§ Aim of the exercise:
Repeat every one of the entries below word for word, in the same order.

'''

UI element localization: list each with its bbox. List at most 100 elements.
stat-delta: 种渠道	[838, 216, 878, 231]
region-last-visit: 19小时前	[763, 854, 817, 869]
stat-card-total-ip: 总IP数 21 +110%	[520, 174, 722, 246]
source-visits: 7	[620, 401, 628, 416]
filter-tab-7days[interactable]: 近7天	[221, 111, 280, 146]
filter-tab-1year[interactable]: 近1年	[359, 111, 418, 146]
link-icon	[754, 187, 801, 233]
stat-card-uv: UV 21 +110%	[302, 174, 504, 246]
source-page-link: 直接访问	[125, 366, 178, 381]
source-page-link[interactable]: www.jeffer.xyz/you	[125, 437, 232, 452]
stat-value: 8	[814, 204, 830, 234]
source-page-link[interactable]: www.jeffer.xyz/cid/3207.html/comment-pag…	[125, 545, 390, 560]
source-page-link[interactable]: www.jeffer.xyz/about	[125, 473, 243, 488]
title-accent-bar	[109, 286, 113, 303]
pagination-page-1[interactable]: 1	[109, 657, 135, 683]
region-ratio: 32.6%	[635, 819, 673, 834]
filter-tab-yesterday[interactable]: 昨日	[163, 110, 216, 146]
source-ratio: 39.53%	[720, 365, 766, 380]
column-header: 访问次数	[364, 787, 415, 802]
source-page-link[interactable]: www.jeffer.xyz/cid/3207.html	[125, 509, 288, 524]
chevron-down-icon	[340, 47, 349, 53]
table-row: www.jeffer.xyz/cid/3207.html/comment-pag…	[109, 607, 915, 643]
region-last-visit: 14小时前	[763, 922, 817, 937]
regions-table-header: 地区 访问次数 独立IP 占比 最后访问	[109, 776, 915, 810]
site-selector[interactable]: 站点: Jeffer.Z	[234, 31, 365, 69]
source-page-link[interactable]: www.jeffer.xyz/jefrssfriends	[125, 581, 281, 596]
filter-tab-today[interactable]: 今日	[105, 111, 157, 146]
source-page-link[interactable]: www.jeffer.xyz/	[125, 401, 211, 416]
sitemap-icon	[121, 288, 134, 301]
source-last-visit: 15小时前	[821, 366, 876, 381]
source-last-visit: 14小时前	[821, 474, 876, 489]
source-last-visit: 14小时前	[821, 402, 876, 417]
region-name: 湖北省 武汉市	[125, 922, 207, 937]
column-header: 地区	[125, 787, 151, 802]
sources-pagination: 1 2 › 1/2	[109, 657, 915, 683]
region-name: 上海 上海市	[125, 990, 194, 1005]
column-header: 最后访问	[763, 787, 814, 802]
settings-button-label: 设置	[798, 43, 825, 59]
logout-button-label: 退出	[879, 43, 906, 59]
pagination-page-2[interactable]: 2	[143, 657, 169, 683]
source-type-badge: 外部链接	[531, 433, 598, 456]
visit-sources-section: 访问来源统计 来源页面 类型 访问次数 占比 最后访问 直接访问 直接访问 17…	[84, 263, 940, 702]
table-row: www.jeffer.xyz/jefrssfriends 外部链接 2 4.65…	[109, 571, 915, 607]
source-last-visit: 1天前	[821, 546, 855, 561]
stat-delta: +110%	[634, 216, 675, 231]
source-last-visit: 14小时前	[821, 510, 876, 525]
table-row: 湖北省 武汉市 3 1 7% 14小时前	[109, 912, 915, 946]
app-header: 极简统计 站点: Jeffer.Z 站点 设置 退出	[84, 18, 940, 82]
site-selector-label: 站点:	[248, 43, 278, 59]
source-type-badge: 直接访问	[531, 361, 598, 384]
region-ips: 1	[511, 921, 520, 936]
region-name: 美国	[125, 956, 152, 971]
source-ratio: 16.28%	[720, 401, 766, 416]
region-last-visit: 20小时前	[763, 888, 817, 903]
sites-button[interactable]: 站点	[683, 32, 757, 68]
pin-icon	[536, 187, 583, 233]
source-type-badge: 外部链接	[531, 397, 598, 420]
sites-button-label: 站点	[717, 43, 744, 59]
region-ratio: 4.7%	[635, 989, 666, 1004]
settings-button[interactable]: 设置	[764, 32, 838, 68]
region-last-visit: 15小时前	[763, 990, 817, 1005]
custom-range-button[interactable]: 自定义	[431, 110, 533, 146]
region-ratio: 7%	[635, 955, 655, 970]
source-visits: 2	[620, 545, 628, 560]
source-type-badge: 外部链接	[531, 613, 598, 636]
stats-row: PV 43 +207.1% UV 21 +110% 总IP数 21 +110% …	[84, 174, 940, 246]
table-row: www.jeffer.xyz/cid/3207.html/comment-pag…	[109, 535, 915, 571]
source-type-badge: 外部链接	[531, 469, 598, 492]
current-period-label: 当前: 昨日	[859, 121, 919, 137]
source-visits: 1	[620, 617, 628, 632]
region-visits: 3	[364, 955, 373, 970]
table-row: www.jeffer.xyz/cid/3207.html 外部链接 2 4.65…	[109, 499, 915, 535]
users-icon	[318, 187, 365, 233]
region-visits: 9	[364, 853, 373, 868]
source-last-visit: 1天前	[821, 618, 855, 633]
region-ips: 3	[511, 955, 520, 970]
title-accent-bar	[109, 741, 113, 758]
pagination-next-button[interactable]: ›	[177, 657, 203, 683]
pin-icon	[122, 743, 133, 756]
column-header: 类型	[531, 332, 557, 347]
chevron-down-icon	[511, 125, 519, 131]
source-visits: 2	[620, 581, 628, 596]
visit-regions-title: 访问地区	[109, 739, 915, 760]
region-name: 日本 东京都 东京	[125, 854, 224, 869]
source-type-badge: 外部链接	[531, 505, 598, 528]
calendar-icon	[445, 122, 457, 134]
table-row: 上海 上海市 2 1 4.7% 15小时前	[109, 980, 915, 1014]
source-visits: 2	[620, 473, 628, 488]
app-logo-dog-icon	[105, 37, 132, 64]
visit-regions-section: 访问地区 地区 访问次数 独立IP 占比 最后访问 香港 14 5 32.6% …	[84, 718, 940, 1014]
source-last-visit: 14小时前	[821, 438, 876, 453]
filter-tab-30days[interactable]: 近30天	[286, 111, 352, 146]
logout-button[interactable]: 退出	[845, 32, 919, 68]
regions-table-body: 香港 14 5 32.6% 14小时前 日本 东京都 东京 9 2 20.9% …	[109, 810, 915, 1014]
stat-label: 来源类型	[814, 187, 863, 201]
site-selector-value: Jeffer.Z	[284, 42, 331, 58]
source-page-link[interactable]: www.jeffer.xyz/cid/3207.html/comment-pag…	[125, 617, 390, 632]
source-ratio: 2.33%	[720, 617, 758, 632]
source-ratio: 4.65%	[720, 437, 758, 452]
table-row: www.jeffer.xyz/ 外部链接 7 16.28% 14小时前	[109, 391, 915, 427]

'''

§ Response to the exercise:
UI element localization: list each with its bbox. List at most 100 elements.
stat-delta: 种渠道	[838, 216, 878, 231]
region-last-visit: 19小时前	[763, 854, 817, 869]
stat-card-total-ip: 总IP数 21 +110%	[520, 174, 722, 246]
source-visits: 7	[620, 401, 628, 416]
filter-tab-7days[interactable]: 近7天	[221, 111, 280, 146]
filter-tab-1year[interactable]: 近1年	[359, 111, 418, 146]
link-icon	[754, 187, 801, 233]
stat-card-uv: UV 21 +110%	[302, 174, 504, 246]
source-page-link: 直接访问	[125, 366, 178, 381]
source-page-link[interactable]: www.jeffer.xyz/you	[125, 437, 232, 452]
stat-value: 8	[814, 204, 830, 234]
source-page-link[interactable]: www.jeffer.xyz/cid/3207.html/comment-pag…	[125, 545, 390, 560]
source-page-link[interactable]: www.jeffer.xyz/about	[125, 473, 243, 488]
title-accent-bar	[109, 286, 113, 303]
pagination-page-1[interactable]: 1	[109, 657, 135, 683]
region-ratio: 32.6%	[635, 819, 673, 834]
filter-tab-yesterday[interactable]: 昨日	[163, 110, 216, 146]
source-ratio: 39.53%	[720, 365, 766, 380]
column-header: 访问次数	[364, 787, 415, 802]
source-page-link[interactable]: www.jeffer.xyz/cid/3207.html	[125, 509, 288, 524]
chevron-down-icon	[340, 47, 349, 53]
table-row: www.jeffer.xyz/cid/3207.html/comment-pag…	[109, 607, 915, 643]
region-last-visit: 14小时前	[763, 922, 817, 937]
regions-table-header: 地区 访问次数 独立IP 占比 最后访问	[109, 776, 915, 810]
site-selector[interactable]: 站点: Jeffer.Z	[234, 31, 365, 69]
source-page-link[interactable]: www.jeffer.xyz/jefrssfriends	[125, 581, 281, 596]
filter-tab-today[interactable]: 今日	[105, 111, 157, 146]
source-page-link[interactable]: www.jeffer.xyz/	[125, 401, 211, 416]
sitemap-icon	[121, 288, 134, 301]
source-last-visit: 15小时前	[821, 366, 876, 381]
source-last-visit: 14小时前	[821, 474, 876, 489]
source-last-visit: 14小时前	[821, 402, 876, 417]
region-name: 湖北省 武汉市	[125, 922, 207, 937]
column-header: 地区	[125, 787, 151, 802]
sources-pagination: 1 2 › 1/2	[109, 657, 915, 683]
region-name: 上海 上海市	[125, 990, 194, 1005]
column-header: 最后访问	[763, 787, 814, 802]
settings-button-label: 设置	[798, 43, 825, 59]
logout-button-label: 退出	[879, 43, 906, 59]
pagination-page-2[interactable]: 2	[143, 657, 169, 683]
source-type-badge: 外部链接	[531, 433, 598, 456]
visit-sources-section: 访问来源统计 来源页面 类型 访问次数 占比 最后访问 直接访问 直接访问 17…	[84, 263, 940, 702]
table-row: www.jeffer.xyz/jefrssfriends 外部链接 2 4.65…	[109, 571, 915, 607]
source-last-visit: 1天前	[821, 546, 855, 561]
stat-delta: +110%	[634, 216, 675, 231]
source-last-visit: 14小时前	[821, 510, 876, 525]
table-row: 湖北省 武汉市 3 1 7% 14小时前	[109, 912, 915, 946]
app-header: 极简统计 站点: Jeffer.Z 站点 设置 退出	[84, 18, 940, 82]
site-selector-label: 站点:	[248, 43, 278, 59]
source-type-badge: 直接访问	[531, 361, 598, 384]
region-ips: 1	[511, 921, 520, 936]
region-name: 美国	[125, 956, 152, 971]
source-ratio: 16.28%	[720, 401, 766, 416]
region-last-visit: 20小时前	[763, 888, 817, 903]
sites-button[interactable]: 站点	[683, 32, 757, 68]
pin-icon	[536, 187, 583, 233]
source-type-badge: 外部链接	[531, 397, 598, 420]
sites-button-label: 站点	[717, 43, 744, 59]
region-ratio: 4.7%	[635, 989, 666, 1004]
settings-button[interactable]: 设置	[764, 32, 838, 68]
region-last-visit: 15小时前	[763, 990, 817, 1005]
custom-range-button[interactable]: 自定义	[431, 110, 533, 146]
region-ratio: 7%	[635, 955, 655, 970]
source-visits: 2	[620, 545, 628, 560]
source-type-badge: 外部链接	[531, 613, 598, 636]
stats-row: PV 43 +207.1% UV 21 +110% 总IP数 21 +110% …	[84, 174, 940, 246]
table-row: www.jeffer.xyz/cid/3207.html/comment-pag…	[109, 535, 915, 571]
source-type-badge: 外部链接	[531, 469, 598, 492]
current-period-label: 当前: 昨日	[859, 121, 919, 137]
source-visits: 1	[620, 617, 628, 632]
region-visits: 3	[364, 955, 373, 970]
table-row: www.jeffer.xyz/cid/3207.html 外部链接 2 4.65…	[109, 499, 915, 535]
users-icon	[318, 187, 365, 233]
region-visits: 9	[364, 853, 373, 868]
source-last-visit: 1天前	[821, 618, 855, 633]
region-ips: 3	[511, 955, 520, 970]
title-accent-bar	[109, 741, 113, 758]
pagination-next-button[interactable]: ›	[177, 657, 203, 683]
pin-icon	[122, 743, 133, 756]
column-header: 类型	[531, 332, 557, 347]
chevron-down-icon	[511, 125, 519, 131]
source-visits: 2	[620, 581, 628, 596]
visit-regions-title: 访问地区	[109, 739, 915, 760]
region-name: 日本 东京都 东京	[125, 854, 224, 869]
source-type-badge: 外部链接	[531, 505, 598, 528]
calendar-icon	[445, 122, 457, 134]
table-row: 上海 上海市 2 1 4.7% 15小时前	[109, 980, 915, 1014]
source-visits: 2	[620, 473, 628, 488]
app-logo-dog-icon	[105, 37, 132, 64]
visit-regions-section: 访问地区 地区 访问次数 独立IP 占比 最后访问 香港 14 5 32.6% …	[84, 718, 940, 1014]
source-last-visit: 14小时前	[821, 438, 876, 453]
filter-tab-30days[interactable]: 近30天	[286, 111, 352, 146]
logout-button[interactable]: 退出	[845, 32, 919, 68]
regions-table-body: 香港 14 5 32.6% 14小时前 日本 东京都 东京 9 2 20.9% …	[109, 810, 915, 1014]
stat-label: 来源类型	[814, 187, 863, 201]
site-selector-value: Jeffer.Z	[284, 42, 331, 58]
source-page-link[interactable]: www.jeffer.xyz/cid/3207.html/comment-pag…	[125, 617, 390, 632]
source-ratio: 2.33%	[720, 617, 758, 632]
source-ratio: 4.65%	[720, 437, 758, 452]
table-row: www.jeffer.xyz/ 外部链接 7 16.28% 14小时前	[109, 391, 915, 427]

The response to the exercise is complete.